Set down each record below precisely, skipping the pictures.

━━ DATA EXTRACT

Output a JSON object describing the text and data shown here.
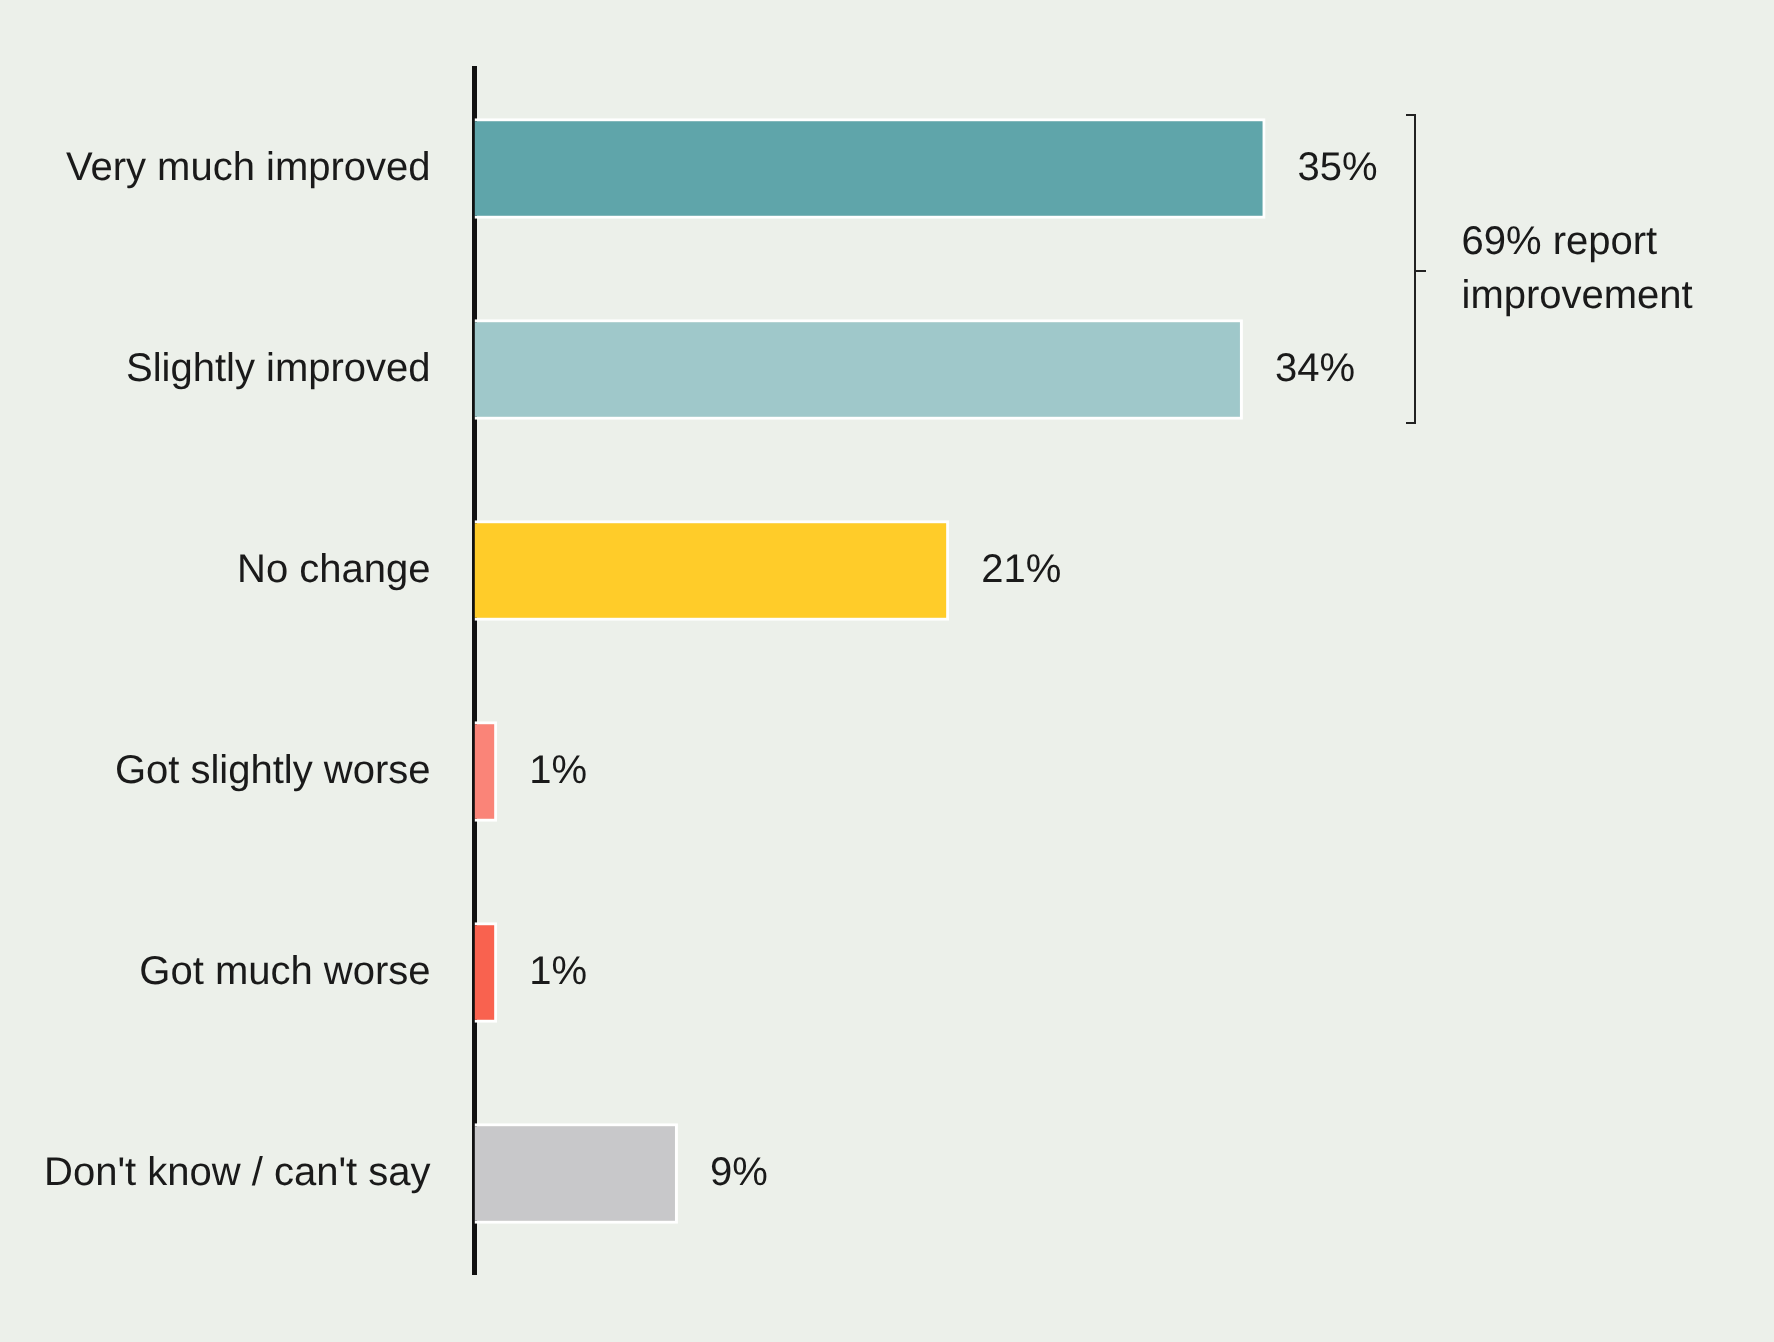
{
  "chart_data": {
    "type": "bar",
    "orientation": "horizontal",
    "categories": [
      "Very much improved",
      "Slightly improved",
      "No change",
      "Got slightly worse",
      "Got much worse",
      "Don't know / can't say"
    ],
    "values": [
      35,
      34,
      21,
      1,
      1,
      9
    ],
    "colors": [
      "#5fa5aa",
      "#9fc8ca",
      "#ffcc29",
      "#fa8478",
      "#f9624f",
      "#c8c8ca"
    ],
    "value_labels": [
      "35%",
      "34%",
      "21%",
      "1%",
      "1%",
      "9%"
    ],
    "xlim": [
      0,
      57.5
    ],
    "tick_labels": "y",
    "annotations": [
      "69% report improvement"
    ]
  }
}
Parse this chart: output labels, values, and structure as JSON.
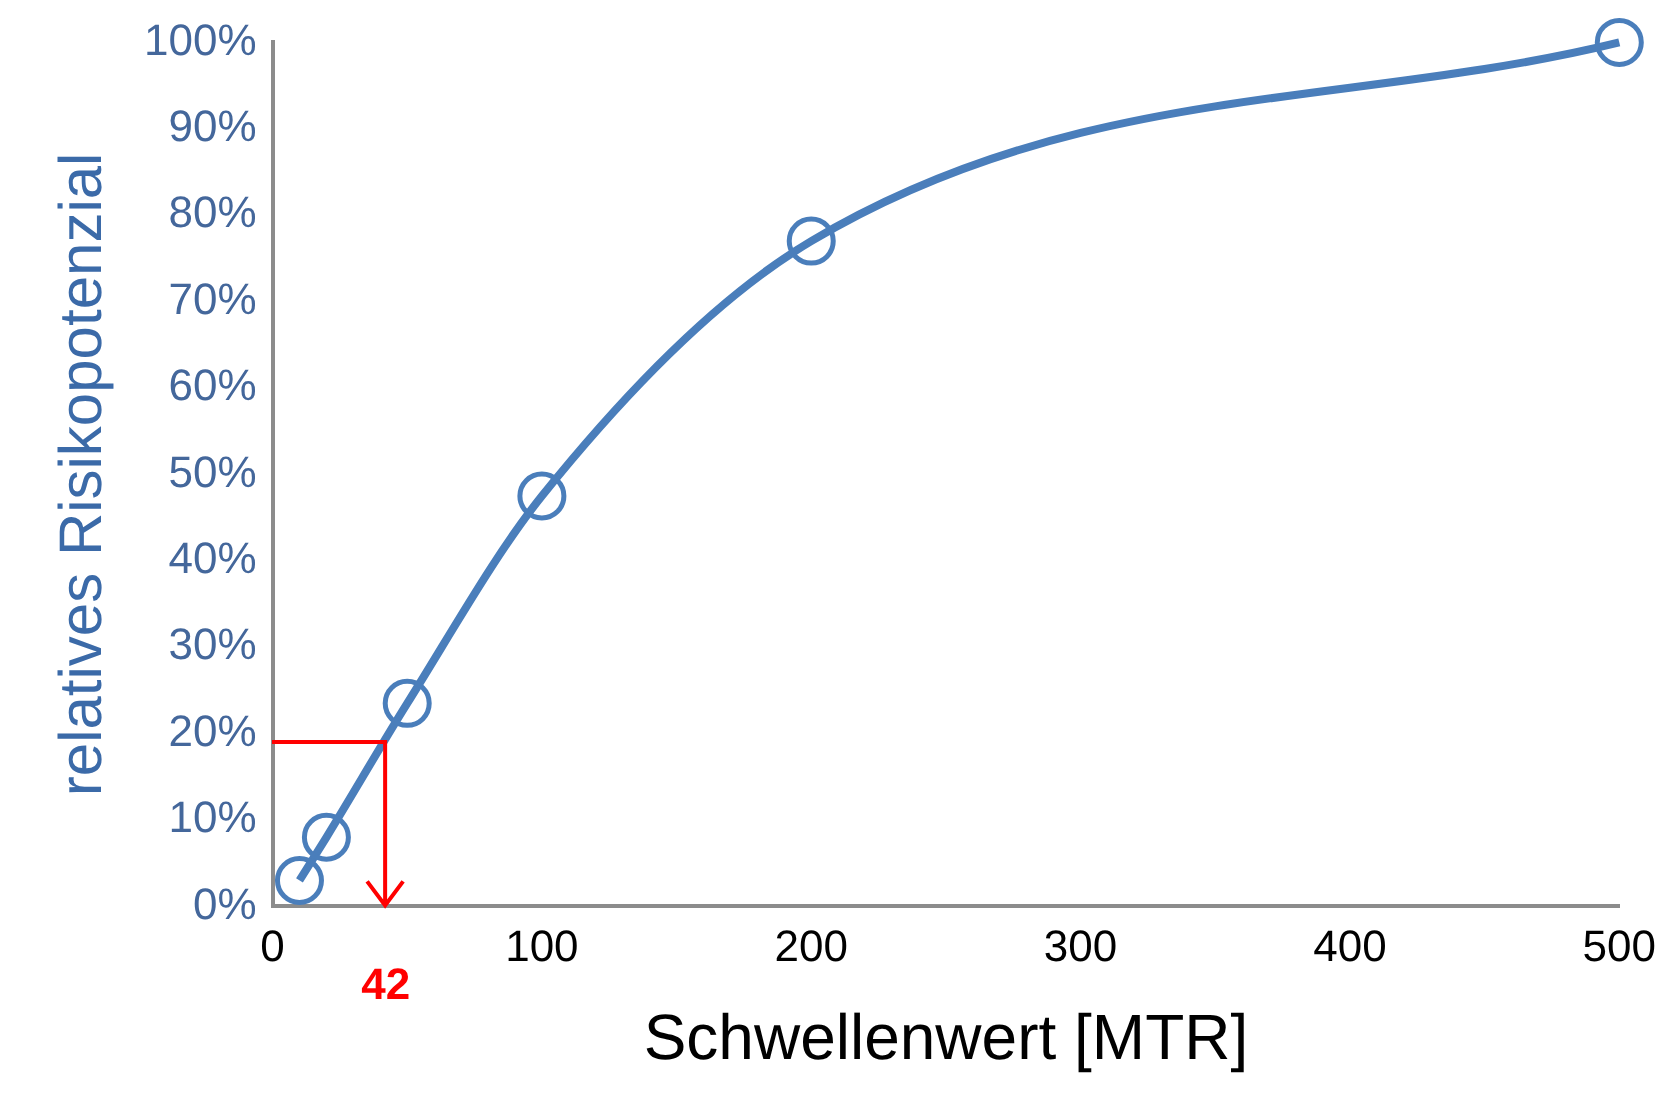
{
  "chart_data": {
    "type": "line",
    "xlabel": "Schwellenwert [MTR]",
    "ylabel": "relatives Risikopotenzial",
    "xlim": [
      0,
      500
    ],
    "xticks": [
      0,
      100,
      200,
      300,
      400,
      500
    ],
    "ylim": [
      0,
      100
    ],
    "yticks": [
      {
        "value": 0,
        "label": "0%"
      },
      {
        "value": 10,
        "label": "10%"
      },
      {
        "value": 20,
        "label": "20%"
      },
      {
        "value": 30,
        "label": "30%"
      },
      {
        "value": 40,
        "label": "40%"
      },
      {
        "value": 50,
        "label": "50%"
      },
      {
        "value": 60,
        "label": "60%"
      },
      {
        "value": 70,
        "label": "70%"
      },
      {
        "value": 80,
        "label": "80%"
      },
      {
        "value": 90,
        "label": "90%"
      },
      {
        "value": 100,
        "label": "100%"
      }
    ],
    "marker": "circle",
    "grid": false,
    "legend": false,
    "series": [
      {
        "color": "#4a7ebb",
        "x": [
          10,
          20,
          50,
          100,
          200,
          500
        ],
        "values": [
          3,
          8,
          23.5,
          47.5,
          77,
          100
        ]
      }
    ],
    "ref_lines": [
      {
        "axis": "x",
        "value": 42,
        "label": "42",
        "color": "#ff0000"
      }
    ]
  }
}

━━━━

▶ ANSWER BELOW:
Output a JSON object describing the text and data shown here.
{
  "chart_data": {
    "type": "bar",
    "orientation": "horizontal",
    "categories": [
      "Very much improved",
      "Slightly improved",
      "No change",
      "Got slightly worse",
      "Got much worse",
      "Don't know / can't say"
    ],
    "values": [
      35,
      34,
      21,
      1,
      1,
      9
    ],
    "colors": [
      "#5fa5aa",
      "#9fc8ca",
      "#ffcc29",
      "#fa8478",
      "#f9624f",
      "#c8c8ca"
    ],
    "value_labels": [
      "35%",
      "34%",
      "21%",
      "1%",
      "1%",
      "9%"
    ],
    "xlim": [
      0,
      57.5
    ],
    "tick_labels": "y",
    "annotations": [
      "69% report improvement"
    ]
  }
}
Parse this chart: output labels, values, and structure as JSON.
{
  "chart_data": {
    "type": "line",
    "xlabel": "Schwellenwert [MTR]",
    "ylabel": "relatives Risikopotenzial",
    "xlim": [
      0,
      500
    ],
    "xticks": [
      0,
      100,
      200,
      300,
      400,
      500
    ],
    "ylim": [
      0,
      100
    ],
    "yticks": [
      {
        "value": 0,
        "label": "0%"
      },
      {
        "value": 10,
        "label": "10%"
      },
      {
        "value": 20,
        "label": "20%"
      },
      {
        "value": 30,
        "label": "30%"
      },
      {
        "value": 40,
        "label": "40%"
      },
      {
        "value": 50,
        "label": "50%"
      },
      {
        "value": 60,
        "label": "60%"
      },
      {
        "value": 70,
        "label": "70%"
      },
      {
        "value": 80,
        "label": "80%"
      },
      {
        "value": 90,
        "label": "90%"
      },
      {
        "value": 100,
        "label": "100%"
      }
    ],
    "marker": "circle",
    "grid": false,
    "legend": false,
    "series": [
      {
        "color": "#4a7ebb",
        "x": [
          10,
          20,
          50,
          100,
          200,
          500
        ],
        "values": [
          3,
          8,
          23.5,
          47.5,
          77,
          100
        ]
      }
    ],
    "ref_lines": [
      {
        "axis": "x",
        "value": 42,
        "label": "42",
        "color": "#ff0000"
      }
    ]
  }
}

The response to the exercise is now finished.